▶ _Task objective_: Pictures stay out of the copy; set down each line of the listing below exactly.
◇ ◇ ◇ ◇ ◇
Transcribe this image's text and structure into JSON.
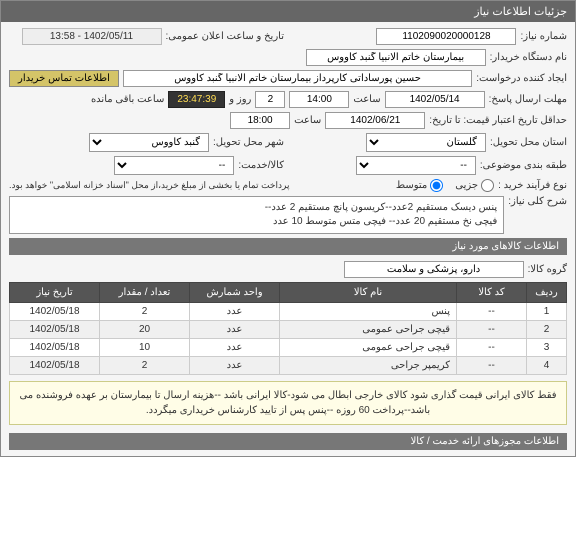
{
  "panel": {
    "title": "جزئیات اطلاعات نیاز"
  },
  "fields": {
    "need_number_label": "شماره نیاز:",
    "need_number": "1102090020000128",
    "announce_label": "تاریخ و ساعت اعلان عمومی:",
    "announce_value": "1402/05/11 - 13:58",
    "buyer_label": "نام دستگاه خریدار:",
    "buyer_value": "بیمارستان خاتم الانبیا گنبد کاووس",
    "requester_label": "ایجاد کننده درخواست:",
    "requester_value": "حسین پورساداتی کارپرداز بیمارستان خاتم الانبیا گنبد کاووس",
    "contact_btn": "اطلاعات تماس خریدار",
    "send_deadline_label": "مهلت ارسال پاسخ:",
    "send_deadline_date": "1402/05/14",
    "time_label": "ساعت",
    "send_deadline_time": "14:00",
    "days_label": "روز و",
    "days_value": "2",
    "countdown": "23:47:39",
    "remaining_label": "ساعت باقی مانده",
    "validity_label": "حداقل تاریخ اعتبار قیمت: تا تاریخ:",
    "validity_date": "1402/06/21",
    "validity_time": "18:00",
    "province_label": "استان محل تحویل:",
    "province_value": "گلستان",
    "city_label": "شهر محل تحویل:",
    "city_value": "گنبد کاووس",
    "category_label": "طبقه بندی موضوعی:",
    "category_value": "--",
    "service_label": "کالا/خدمت:",
    "service_value": "--",
    "buy_type_label": "نوع فرآیند خرید :",
    "radio_partial": "جزیی",
    "radio_medium": "متوسط",
    "buy_note": "پرداخت تمام یا بخشی از مبلغ خرید،از محل \"اسناد خزانه اسلامی\" خواهد بود.",
    "desc_label": "شرح کلی نیاز:",
    "desc_value": "پنس دیسک مستقیم 2عدد--کریسون پانچ مستقیم 2 عدد--\nفیچی نخ مستقیم 20 عدد-- فیچی متس متوسط 10 عدد"
  },
  "items_panel": {
    "title": "اطلاعات کالاهای مورد نیاز",
    "group_label": "گروه کالا:",
    "group_value": "دارو، پزشکی و سلامت"
  },
  "table": {
    "columns": [
      "ردیف",
      "کد کالا",
      "نام کالا",
      "واحد شمارش",
      "تعداد / مقدار",
      "تاریخ نیاز"
    ],
    "rows": [
      [
        "1",
        "--",
        "پنس",
        "عدد",
        "2",
        "1402/05/18"
      ],
      [
        "2",
        "--",
        "قیچی جراحی عمومی",
        "عدد",
        "20",
        "1402/05/18"
      ],
      [
        "3",
        "--",
        "قیچی جراحی عمومی",
        "عدد",
        "10",
        "1402/05/18"
      ],
      [
        "4",
        "--",
        "کریمپر جراحی",
        "عدد",
        "2",
        "1402/05/18"
      ]
    ],
    "col_widths": [
      "40px",
      "70px",
      "auto",
      "90px",
      "90px",
      "90px"
    ]
  },
  "note": "فقط کالای ایرانی قیمت گذاری شود کالای خارجی ابطال می شود-کالا ایرانی باشد --هزینه ارسال تا بیمارستان بر عهده فروشنده می باشد--پرداخت 60 روزه --پنس پس از تایید کارشناس خریداری میگردد.",
  "footer_panel": {
    "title": "اطلاعات مجوزهای ارائه خدمت / کالا"
  },
  "colors": {
    "header_bg": "#666666",
    "header_fg": "#ffffff",
    "panel_bg": "#f5f5f5",
    "contact_bg": "#d4c468",
    "countdown_bg": "#333333",
    "countdown_fg": "#ffdd55",
    "note_bg": "#fffde7",
    "th_bg": "#555555",
    "row_alt": "#f0f0f0"
  }
}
◇ ◇ ◇ ◇ ◇
▶ _Answer_:
Transcribe this image's text and structure into JSON.
{
  "panel": {
    "title": "جزئیات اطلاعات نیاز"
  },
  "fields": {
    "need_number_label": "شماره نیاز:",
    "need_number": "1102090020000128",
    "announce_label": "تاریخ و ساعت اعلان عمومی:",
    "announce_value": "1402/05/11 - 13:58",
    "buyer_label": "نام دستگاه خریدار:",
    "buyer_value": "بیمارستان خاتم الانبیا گنبد کاووس",
    "requester_label": "ایجاد کننده درخواست:",
    "requester_value": "حسین پورساداتی کارپرداز بیمارستان خاتم الانبیا گنبد کاووس",
    "contact_btn": "اطلاعات تماس خریدار",
    "send_deadline_label": "مهلت ارسال پاسخ:",
    "send_deadline_date": "1402/05/14",
    "time_label": "ساعت",
    "send_deadline_time": "14:00",
    "days_label": "روز و",
    "days_value": "2",
    "countdown": "23:47:39",
    "remaining_label": "ساعت باقی مانده",
    "validity_label": "حداقل تاریخ اعتبار قیمت: تا تاریخ:",
    "validity_date": "1402/06/21",
    "validity_time": "18:00",
    "province_label": "استان محل تحویل:",
    "province_value": "گلستان",
    "city_label": "شهر محل تحویل:",
    "city_value": "گنبد کاووس",
    "category_label": "طبقه بندی موضوعی:",
    "category_value": "--",
    "service_label": "کالا/خدمت:",
    "service_value": "--",
    "buy_type_label": "نوع فرآیند خرید :",
    "radio_partial": "جزیی",
    "radio_medium": "متوسط",
    "buy_note": "پرداخت تمام یا بخشی از مبلغ خرید،از محل \"اسناد خزانه اسلامی\" خواهد بود.",
    "desc_label": "شرح کلی نیاز:",
    "desc_value": "پنس دیسک مستقیم 2عدد--کریسون پانچ مستقیم 2 عدد--\nفیچی نخ مستقیم 20 عدد-- فیچی متس متوسط 10 عدد"
  },
  "items_panel": {
    "title": "اطلاعات کالاهای مورد نیاز",
    "group_label": "گروه کالا:",
    "group_value": "دارو، پزشکی و سلامت"
  },
  "table": {
    "columns": [
      "ردیف",
      "کد کالا",
      "نام کالا",
      "واحد شمارش",
      "تعداد / مقدار",
      "تاریخ نیاز"
    ],
    "rows": [
      [
        "1",
        "--",
        "پنس",
        "عدد",
        "2",
        "1402/05/18"
      ],
      [
        "2",
        "--",
        "قیچی جراحی عمومی",
        "عدد",
        "20",
        "1402/05/18"
      ],
      [
        "3",
        "--",
        "قیچی جراحی عمومی",
        "عدد",
        "10",
        "1402/05/18"
      ],
      [
        "4",
        "--",
        "کریمپر جراحی",
        "عدد",
        "2",
        "1402/05/18"
      ]
    ],
    "col_widths": [
      "40px",
      "70px",
      "auto",
      "90px",
      "90px",
      "90px"
    ]
  },
  "note": "فقط کالای ایرانی قیمت گذاری شود کالای خارجی ابطال می شود-کالا ایرانی باشد --هزینه ارسال تا بیمارستان بر عهده فروشنده می باشد--پرداخت 60 روزه --پنس پس از تایید کارشناس خریداری میگردد.",
  "footer_panel": {
    "title": "اطلاعات مجوزهای ارائه خدمت / کالا"
  },
  "colors": {
    "header_bg": "#666666",
    "header_fg": "#ffffff",
    "panel_bg": "#f5f5f5",
    "contact_bg": "#d4c468",
    "countdown_bg": "#333333",
    "countdown_fg": "#ffdd55",
    "note_bg": "#fffde7",
    "th_bg": "#555555",
    "row_alt": "#f0f0f0"
  }
}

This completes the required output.